Report every line in the listing below where the string "сбалансированности" shows up.

(Saved entries)
==*==

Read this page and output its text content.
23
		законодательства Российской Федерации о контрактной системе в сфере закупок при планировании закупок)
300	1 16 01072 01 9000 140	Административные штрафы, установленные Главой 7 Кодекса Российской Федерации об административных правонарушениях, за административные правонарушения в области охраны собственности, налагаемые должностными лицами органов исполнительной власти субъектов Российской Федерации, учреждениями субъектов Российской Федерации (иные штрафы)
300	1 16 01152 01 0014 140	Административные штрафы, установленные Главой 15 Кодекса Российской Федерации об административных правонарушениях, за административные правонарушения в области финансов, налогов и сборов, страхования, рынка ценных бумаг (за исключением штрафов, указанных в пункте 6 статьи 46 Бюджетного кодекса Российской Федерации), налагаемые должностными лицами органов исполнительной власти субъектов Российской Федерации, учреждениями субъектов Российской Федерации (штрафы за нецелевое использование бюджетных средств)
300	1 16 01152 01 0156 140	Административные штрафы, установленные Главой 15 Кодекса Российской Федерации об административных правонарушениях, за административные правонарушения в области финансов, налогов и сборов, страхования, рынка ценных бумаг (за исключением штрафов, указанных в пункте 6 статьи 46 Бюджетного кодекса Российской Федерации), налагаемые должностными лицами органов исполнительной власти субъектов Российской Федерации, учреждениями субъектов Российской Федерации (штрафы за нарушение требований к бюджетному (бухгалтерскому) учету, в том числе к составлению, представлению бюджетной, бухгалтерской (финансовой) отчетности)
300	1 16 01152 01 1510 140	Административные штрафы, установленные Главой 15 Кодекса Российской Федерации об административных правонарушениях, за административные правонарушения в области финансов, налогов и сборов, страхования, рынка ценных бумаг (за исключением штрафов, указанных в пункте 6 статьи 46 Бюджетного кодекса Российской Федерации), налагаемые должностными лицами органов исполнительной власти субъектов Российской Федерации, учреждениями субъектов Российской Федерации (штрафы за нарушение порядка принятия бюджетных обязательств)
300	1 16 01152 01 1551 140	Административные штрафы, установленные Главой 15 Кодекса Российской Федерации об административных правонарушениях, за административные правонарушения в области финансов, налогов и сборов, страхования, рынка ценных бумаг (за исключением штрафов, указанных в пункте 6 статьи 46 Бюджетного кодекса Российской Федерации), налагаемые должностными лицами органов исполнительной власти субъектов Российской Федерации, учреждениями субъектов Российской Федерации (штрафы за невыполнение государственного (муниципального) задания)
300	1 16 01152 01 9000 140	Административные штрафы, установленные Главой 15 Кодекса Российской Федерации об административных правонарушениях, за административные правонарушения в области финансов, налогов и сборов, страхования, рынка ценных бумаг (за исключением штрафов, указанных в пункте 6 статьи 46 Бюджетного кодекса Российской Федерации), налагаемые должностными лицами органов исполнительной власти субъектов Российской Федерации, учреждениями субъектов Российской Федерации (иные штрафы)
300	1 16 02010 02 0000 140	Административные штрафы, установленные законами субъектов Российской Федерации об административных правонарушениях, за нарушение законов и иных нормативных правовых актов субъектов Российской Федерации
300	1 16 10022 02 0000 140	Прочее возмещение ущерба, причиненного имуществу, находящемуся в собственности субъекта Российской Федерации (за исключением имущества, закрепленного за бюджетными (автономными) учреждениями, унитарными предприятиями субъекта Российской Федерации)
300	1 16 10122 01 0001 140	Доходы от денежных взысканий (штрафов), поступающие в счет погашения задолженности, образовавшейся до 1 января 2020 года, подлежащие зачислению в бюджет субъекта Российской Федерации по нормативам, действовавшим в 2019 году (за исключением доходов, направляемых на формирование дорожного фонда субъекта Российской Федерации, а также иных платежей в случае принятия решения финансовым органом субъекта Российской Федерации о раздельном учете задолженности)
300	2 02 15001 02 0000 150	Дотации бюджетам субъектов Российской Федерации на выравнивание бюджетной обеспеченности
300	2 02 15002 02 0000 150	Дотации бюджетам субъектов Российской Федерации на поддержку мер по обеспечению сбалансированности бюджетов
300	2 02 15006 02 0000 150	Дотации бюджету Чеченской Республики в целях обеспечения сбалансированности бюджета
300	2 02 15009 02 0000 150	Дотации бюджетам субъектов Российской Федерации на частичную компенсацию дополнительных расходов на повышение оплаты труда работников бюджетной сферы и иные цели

==*==

## Exercise response:
300	2 02 15002 02 0000 150	Дотации бюджетам субъектов Российской Федерации на поддержку мер по обеспечению сбалансированности бюджетов
300	2 02 15006 02 0000 150	Дотации бюджету Чеченской Республики в целях обеспечения сбалансированности бюджета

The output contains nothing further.